--- Start of Excerpted records ---

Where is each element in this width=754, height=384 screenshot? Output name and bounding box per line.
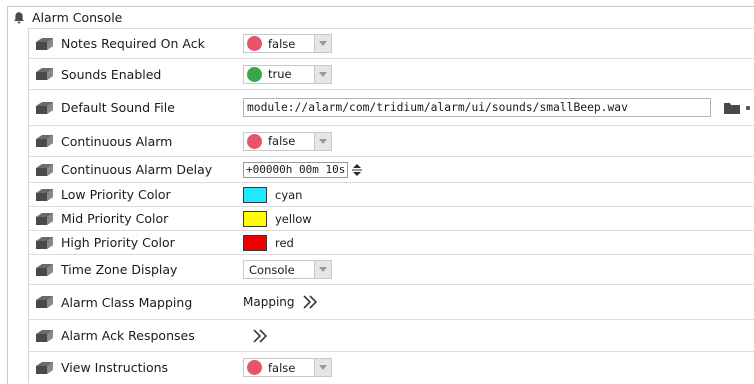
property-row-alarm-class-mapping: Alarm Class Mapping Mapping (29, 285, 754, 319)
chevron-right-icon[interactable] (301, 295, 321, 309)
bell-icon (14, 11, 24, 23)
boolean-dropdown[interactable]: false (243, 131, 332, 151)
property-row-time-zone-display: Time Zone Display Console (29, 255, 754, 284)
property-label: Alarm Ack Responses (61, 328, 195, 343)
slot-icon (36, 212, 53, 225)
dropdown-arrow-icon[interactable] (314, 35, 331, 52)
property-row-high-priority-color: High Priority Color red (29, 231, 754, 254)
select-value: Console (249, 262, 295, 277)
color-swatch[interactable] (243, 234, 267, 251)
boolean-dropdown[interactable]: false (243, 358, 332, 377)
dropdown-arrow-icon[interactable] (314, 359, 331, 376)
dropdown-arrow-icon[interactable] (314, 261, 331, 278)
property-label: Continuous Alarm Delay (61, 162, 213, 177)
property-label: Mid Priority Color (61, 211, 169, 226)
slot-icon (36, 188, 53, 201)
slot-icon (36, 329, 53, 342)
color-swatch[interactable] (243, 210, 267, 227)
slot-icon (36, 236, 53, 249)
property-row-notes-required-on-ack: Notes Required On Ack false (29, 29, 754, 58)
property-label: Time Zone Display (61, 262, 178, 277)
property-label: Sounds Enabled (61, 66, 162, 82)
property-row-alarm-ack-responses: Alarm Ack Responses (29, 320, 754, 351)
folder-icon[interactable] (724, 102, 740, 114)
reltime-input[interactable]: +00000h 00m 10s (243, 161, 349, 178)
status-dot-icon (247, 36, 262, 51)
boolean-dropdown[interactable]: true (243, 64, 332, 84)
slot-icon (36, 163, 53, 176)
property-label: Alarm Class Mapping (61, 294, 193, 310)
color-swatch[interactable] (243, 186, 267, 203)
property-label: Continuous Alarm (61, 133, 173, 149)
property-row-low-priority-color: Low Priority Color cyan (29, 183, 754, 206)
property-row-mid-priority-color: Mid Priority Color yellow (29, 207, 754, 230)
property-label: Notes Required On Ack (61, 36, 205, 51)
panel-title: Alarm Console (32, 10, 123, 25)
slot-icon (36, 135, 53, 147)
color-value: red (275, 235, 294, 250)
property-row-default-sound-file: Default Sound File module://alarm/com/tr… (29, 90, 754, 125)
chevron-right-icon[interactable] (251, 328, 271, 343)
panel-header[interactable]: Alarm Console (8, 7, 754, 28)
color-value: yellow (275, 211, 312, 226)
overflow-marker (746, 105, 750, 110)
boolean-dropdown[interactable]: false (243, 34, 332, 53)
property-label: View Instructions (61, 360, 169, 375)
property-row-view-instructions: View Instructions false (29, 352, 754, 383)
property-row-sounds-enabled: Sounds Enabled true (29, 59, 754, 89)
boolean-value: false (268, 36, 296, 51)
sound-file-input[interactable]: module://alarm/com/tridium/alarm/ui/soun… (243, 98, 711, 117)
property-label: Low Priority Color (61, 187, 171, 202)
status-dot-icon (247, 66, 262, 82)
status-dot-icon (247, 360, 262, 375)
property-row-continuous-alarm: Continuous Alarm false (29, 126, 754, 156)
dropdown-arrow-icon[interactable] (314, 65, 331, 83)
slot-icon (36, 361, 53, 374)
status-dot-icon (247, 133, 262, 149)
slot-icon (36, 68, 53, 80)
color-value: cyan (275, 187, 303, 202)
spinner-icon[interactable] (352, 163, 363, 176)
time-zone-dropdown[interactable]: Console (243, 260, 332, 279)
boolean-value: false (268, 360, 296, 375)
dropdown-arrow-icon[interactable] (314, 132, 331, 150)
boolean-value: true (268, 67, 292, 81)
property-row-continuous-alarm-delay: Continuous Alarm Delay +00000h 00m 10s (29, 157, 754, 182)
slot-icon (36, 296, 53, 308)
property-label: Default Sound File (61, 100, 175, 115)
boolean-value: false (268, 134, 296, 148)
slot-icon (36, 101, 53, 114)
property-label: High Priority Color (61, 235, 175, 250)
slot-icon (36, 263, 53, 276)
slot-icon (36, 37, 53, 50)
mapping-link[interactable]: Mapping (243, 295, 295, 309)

--- End of Excerpted records ---

# [Stated problem]
Can you arrange all of the material above as a JSON list of strings, one string per line, with blank lines and the picture left out?

# [Written answer]
[
  "Where is each element in this width=754, height=384 screenshot? Output name and bounding box per line.",
  "property-row-alarm-class-mapping: Alarm Class Mapping Mapping (29, 285, 754, 319)",
  "chevron-right-icon[interactable] (301, 295, 321, 309)",
  "bell-icon (14, 11, 24, 23)",
  "boolean-dropdown[interactable]: false (243, 131, 332, 151)",
  "property-row-time-zone-display: Time Zone Display Console (29, 255, 754, 284)",
  "property-label: Alarm Ack Responses (61, 328, 195, 343)",
  "slot-icon (36, 212, 53, 225)",
  "dropdown-arrow-icon[interactable] (314, 35, 331, 52)",
  "property-row-high-priority-color: High Priority Color red (29, 231, 754, 254)",
  "select-value: Console (249, 262, 295, 277)",
  "color-swatch[interactable] (243, 234, 267, 251)",
  "boolean-dropdown[interactable]: false (243, 358, 332, 377)",
  "dropdown-arrow-icon[interactable] (314, 359, 331, 376)",
  "dropdown-arrow-icon[interactable] (314, 261, 331, 278)",
  "property-label: Continuous Alarm Delay (61, 162, 213, 177)",
  "property-label: Mid Priority Color (61, 211, 169, 226)",
  "slot-icon (36, 188, 53, 201)",
  "slot-icon (36, 329, 53, 342)",
  "color-swatch[interactable] (243, 210, 267, 227)",
  "slot-icon (36, 236, 53, 249)",
  "property-row-notes-required-on-ack: Notes Required On Ack false (29, 29, 754, 58)",
  "property-label: Time Zone Display (61, 262, 178, 277)",
  "property-label: Sounds Enabled (61, 66, 162, 82)",
  "property-row-alarm-ack-responses: Alarm Ack Responses (29, 320, 754, 351)",
  "folder-icon[interactable] (724, 102, 740, 114)",
  "reltime-input[interactable]: +00000h 00m 10s (243, 161, 349, 178)",
  "status-dot-icon (247, 36, 262, 51)",
  "boolean-dropdown[interactable]: true (243, 64, 332, 84)",
  "slot-icon (36, 163, 53, 176)",
  "property-label: Alarm Class Mapping (61, 294, 193, 310)",
  "color-swatch[interactable] (243, 186, 267, 203)",
  "property-label: Continuous Alarm (61, 133, 173, 149)",
  "property-row-low-priority-color: Low Priority Color cyan (29, 183, 754, 206)",
  "property-row-mid-priority-color: Mid Priority Color yellow (29, 207, 754, 230)",
  "property-label: Notes Required On Ack (61, 36, 205, 51)",
  "panel-title: Alarm Console (32, 10, 123, 25)",
  "slot-icon (36, 135, 53, 147)",
  "color-value: red (275, 235, 294, 250)",
  "property-row-default-sound-file: Default Sound File module://alarm/com/tr… (29, 90, 754, 125)",
  "chevron-right-icon[interactable] (251, 328, 271, 343)",
  "panel-header[interactable]: Alarm Console (8, 7, 754, 28)",
  "color-value: yellow (275, 211, 312, 226)",
  "overflow-marker (746, 105, 750, 110)",
  "boolean-dropdown[interactable]: false (243, 34, 332, 53)",
  "property-label: View Instructions (61, 360, 169, 375)",
  "property-row-view-instructions: View Instructions false (29, 352, 754, 383)",
  "property-row-sounds-enabled: Sounds Enabled true (29, 59, 754, 89)",
  "boolean-value: false (268, 36, 296, 51)",
  "sound-file-input[interactable]: module://alarm/com/tridium/alarm/ui/soun… (243, 98, 711, 117)",
  "property-label: Low Priority Color (61, 187, 171, 202)",
  "status-dot-icon (247, 66, 262, 82)",
  "status-dot-icon (247, 360, 262, 375)",
  "property-row-continuous-alarm: Continuous Alarm false (29, 126, 754, 156)",
  "dropdown-arrow-icon[interactable] (314, 65, 331, 83)",
  "slot-icon (36, 361, 53, 374)",
  "status-dot-icon (247, 133, 262, 149)",
  "slot-icon (36, 68, 53, 80)",
  "color-value: cyan (275, 187, 303, 202)",
  "spinner-icon[interactable] (352, 163, 363, 176)",
  "time-zone-dropdown[interactable]: Console (243, 260, 332, 279)",
  "boolean-value: false (268, 360, 296, 375)",
  "dropdown-arrow-icon[interactable] (314, 132, 331, 150)",
  "boolean-value: true (268, 67, 292, 81)",
  "property-row-continuous-alarm-delay: Continuous Alarm Delay +00000h 00m 10s (29, 157, 754, 182)",
  "slot-icon (36, 296, 53, 308)",
  "property-label: Default Sound File (61, 100, 175, 115)",
  "boolean-value: false (268, 134, 296, 148)",
  "slot-icon (36, 101, 53, 114)",
  "property-label: High Priority Color (61, 235, 175, 250)",
  "slot-icon (36, 263, 53, 276)",
  "slot-icon (36, 37, 53, 50)",
  "mapping-link[interactable]: Mapping (243, 295, 295, 309)"
]